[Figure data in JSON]

»»

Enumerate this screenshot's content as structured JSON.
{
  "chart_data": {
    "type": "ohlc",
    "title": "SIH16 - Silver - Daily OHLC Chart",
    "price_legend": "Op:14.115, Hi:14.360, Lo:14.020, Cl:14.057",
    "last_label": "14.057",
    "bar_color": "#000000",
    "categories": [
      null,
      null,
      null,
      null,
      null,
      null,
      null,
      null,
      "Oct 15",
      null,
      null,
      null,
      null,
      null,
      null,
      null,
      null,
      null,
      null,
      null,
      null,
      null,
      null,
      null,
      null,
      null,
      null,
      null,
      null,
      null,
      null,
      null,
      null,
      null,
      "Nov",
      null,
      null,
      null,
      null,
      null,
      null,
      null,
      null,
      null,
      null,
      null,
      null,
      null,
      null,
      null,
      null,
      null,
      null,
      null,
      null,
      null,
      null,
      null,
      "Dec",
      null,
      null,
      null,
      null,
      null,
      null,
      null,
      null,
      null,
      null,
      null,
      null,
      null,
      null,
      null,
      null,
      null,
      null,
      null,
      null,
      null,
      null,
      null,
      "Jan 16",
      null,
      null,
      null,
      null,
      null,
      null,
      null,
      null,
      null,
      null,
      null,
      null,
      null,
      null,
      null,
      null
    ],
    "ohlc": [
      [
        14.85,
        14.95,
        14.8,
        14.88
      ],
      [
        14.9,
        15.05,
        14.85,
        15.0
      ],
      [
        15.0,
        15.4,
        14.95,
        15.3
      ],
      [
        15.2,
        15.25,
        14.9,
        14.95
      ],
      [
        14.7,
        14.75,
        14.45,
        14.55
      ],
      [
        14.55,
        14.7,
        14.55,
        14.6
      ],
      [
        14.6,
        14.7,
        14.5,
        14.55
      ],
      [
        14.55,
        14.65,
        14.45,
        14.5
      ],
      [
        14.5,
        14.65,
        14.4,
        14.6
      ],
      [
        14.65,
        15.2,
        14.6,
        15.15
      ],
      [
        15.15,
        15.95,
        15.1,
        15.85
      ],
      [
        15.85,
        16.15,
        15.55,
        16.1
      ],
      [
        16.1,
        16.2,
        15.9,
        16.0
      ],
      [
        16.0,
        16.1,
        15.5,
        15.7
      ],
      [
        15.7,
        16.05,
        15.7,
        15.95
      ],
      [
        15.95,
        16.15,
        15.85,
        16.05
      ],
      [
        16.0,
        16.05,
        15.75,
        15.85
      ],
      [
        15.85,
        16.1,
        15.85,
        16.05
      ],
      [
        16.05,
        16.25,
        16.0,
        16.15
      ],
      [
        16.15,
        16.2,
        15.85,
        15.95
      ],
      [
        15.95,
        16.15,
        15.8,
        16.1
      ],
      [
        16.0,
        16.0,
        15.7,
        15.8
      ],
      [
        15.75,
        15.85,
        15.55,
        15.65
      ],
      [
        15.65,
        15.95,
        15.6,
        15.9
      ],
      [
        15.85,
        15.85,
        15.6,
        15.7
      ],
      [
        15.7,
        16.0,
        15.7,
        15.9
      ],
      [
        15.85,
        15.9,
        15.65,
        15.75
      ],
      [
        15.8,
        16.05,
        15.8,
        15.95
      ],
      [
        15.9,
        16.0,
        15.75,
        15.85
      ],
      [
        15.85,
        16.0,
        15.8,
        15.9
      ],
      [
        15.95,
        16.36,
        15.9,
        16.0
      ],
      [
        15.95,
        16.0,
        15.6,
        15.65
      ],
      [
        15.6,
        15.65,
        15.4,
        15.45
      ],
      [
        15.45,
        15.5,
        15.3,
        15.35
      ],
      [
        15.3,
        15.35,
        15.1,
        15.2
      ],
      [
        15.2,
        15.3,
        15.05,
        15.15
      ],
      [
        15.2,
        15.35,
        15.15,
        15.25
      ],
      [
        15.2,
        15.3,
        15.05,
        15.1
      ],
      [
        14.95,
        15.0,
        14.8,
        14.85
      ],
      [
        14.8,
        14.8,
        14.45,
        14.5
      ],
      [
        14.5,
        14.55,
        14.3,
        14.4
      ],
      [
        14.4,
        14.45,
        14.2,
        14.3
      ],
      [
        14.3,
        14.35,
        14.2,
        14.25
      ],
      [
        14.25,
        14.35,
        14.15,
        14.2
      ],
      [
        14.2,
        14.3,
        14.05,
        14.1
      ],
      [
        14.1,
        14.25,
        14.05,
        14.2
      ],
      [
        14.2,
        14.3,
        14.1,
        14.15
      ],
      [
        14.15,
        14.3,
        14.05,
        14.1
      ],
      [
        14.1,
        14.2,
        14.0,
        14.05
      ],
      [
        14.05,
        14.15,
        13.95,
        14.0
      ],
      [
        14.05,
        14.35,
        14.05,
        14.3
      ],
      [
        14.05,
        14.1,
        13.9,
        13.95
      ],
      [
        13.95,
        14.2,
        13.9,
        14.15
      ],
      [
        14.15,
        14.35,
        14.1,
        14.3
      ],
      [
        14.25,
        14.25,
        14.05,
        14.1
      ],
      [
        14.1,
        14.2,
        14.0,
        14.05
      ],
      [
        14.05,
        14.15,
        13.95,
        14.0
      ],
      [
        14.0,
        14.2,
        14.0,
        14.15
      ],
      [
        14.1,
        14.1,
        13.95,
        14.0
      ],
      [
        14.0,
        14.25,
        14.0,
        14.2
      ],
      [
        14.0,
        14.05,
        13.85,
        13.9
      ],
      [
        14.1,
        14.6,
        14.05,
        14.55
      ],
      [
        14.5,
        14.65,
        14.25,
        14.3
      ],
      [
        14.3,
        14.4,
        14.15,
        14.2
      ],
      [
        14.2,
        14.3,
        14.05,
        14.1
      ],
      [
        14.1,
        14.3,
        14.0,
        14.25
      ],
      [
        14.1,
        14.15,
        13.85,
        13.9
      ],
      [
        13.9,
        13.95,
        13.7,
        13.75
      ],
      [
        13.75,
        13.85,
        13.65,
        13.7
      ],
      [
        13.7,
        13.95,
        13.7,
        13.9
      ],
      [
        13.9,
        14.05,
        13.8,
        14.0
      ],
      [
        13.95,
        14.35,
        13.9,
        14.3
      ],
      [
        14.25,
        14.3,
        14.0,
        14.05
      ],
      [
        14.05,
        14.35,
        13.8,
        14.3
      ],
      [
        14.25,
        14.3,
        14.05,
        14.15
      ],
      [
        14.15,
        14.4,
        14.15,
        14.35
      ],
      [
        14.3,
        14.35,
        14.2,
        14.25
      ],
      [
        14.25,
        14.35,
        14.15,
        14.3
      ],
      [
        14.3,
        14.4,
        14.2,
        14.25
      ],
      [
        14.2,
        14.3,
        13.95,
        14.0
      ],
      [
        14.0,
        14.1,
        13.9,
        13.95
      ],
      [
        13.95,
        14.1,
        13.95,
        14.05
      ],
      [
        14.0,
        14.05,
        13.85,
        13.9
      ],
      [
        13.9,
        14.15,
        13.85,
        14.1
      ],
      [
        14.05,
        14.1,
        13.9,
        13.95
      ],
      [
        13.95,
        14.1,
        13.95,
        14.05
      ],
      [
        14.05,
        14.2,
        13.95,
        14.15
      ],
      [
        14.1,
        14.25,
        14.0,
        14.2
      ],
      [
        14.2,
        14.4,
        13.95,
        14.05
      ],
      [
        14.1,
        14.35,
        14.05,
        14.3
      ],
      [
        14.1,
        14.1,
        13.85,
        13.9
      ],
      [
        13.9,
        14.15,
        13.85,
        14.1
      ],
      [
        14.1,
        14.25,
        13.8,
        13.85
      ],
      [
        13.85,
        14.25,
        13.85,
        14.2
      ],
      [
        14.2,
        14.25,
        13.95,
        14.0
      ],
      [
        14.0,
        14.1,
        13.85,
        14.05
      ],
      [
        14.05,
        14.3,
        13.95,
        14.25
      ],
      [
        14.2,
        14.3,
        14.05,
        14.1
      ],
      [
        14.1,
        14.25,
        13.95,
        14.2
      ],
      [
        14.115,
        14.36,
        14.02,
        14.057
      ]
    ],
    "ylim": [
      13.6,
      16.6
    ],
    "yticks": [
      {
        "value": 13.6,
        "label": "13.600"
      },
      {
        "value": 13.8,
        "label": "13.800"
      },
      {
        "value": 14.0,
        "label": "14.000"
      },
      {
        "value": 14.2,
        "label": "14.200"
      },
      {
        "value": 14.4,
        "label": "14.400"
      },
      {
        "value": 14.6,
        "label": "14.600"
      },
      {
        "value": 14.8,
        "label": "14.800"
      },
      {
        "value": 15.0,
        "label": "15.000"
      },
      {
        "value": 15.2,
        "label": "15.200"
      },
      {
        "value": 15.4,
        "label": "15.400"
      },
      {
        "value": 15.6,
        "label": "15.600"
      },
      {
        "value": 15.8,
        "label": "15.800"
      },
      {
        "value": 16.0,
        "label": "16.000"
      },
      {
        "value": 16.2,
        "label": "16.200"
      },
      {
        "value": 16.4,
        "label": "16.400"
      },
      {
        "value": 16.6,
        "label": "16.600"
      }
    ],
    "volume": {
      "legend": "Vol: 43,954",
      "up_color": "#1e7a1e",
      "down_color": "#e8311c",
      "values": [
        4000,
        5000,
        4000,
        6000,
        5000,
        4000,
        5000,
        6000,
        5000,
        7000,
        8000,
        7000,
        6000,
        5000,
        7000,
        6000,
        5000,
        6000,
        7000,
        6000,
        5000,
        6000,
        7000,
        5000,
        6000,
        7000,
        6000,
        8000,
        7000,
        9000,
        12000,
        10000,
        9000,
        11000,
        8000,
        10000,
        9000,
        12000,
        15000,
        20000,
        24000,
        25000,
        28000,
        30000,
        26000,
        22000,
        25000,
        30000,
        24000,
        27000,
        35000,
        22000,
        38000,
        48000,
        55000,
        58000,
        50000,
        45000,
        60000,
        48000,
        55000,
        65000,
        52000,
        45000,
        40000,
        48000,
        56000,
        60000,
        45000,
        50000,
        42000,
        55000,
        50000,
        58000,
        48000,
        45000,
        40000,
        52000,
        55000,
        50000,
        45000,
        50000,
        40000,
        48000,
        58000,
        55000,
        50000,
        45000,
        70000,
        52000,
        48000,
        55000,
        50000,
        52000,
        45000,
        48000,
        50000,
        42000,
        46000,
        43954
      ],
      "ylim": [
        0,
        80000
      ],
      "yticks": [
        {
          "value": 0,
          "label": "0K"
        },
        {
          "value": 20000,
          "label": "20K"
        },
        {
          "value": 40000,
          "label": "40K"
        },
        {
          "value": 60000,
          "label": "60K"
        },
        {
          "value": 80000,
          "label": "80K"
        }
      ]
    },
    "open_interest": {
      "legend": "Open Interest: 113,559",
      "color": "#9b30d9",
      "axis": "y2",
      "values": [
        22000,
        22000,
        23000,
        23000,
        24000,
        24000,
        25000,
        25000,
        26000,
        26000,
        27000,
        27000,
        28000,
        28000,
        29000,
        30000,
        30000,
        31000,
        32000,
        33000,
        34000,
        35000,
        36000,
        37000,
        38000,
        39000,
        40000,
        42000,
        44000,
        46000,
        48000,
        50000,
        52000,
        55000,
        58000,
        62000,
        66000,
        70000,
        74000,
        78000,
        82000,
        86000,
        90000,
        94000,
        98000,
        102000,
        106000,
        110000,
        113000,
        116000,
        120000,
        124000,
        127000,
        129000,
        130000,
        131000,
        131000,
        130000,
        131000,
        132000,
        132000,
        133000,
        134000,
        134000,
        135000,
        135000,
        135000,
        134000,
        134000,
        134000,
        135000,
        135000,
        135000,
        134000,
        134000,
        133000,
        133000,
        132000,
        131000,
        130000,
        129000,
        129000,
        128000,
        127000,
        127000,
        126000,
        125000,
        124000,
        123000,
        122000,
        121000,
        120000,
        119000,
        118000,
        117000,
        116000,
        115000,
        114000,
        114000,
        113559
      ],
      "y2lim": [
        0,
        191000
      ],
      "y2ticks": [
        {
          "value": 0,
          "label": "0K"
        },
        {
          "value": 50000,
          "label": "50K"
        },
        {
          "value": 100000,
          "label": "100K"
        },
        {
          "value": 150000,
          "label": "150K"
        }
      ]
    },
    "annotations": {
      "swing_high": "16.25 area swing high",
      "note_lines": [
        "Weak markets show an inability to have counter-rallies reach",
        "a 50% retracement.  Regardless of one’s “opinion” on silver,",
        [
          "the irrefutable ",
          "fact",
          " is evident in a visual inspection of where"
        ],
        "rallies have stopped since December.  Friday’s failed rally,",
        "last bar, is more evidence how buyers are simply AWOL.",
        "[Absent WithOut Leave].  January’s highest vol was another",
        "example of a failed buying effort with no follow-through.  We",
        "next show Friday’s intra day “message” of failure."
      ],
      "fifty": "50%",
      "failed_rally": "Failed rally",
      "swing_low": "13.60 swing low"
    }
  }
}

««
»»

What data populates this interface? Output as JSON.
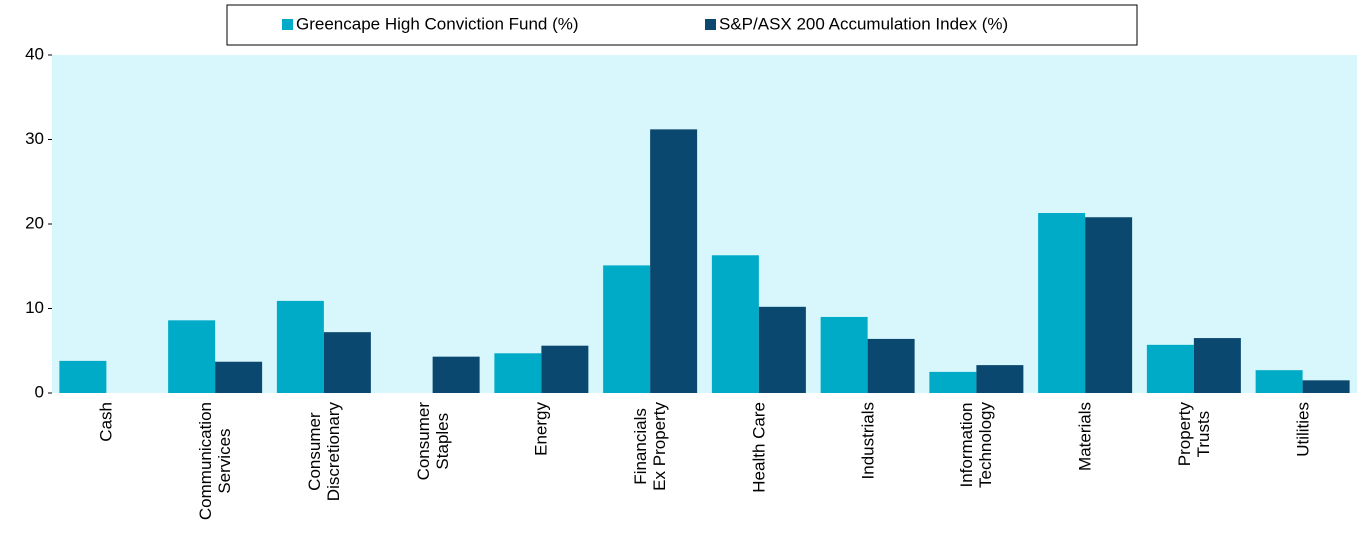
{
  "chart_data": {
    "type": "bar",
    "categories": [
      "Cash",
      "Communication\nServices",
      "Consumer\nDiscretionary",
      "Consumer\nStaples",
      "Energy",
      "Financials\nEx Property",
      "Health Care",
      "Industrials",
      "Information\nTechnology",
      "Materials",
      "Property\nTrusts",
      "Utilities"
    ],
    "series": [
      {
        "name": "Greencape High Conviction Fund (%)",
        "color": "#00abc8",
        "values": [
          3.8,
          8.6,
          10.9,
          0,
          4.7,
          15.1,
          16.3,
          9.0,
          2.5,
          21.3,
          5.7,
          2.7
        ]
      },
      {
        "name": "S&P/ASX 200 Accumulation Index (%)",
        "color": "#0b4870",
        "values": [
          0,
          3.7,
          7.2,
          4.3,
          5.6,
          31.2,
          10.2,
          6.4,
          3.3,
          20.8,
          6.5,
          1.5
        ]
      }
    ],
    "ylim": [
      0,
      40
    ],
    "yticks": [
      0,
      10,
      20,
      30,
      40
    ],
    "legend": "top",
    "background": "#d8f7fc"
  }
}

««

From the entries above, pull out each line that includes "rally".

Result below:
        "rallies have stopped since December.  Friday’s failed rally,",
      "failed_rally": "Failed rally",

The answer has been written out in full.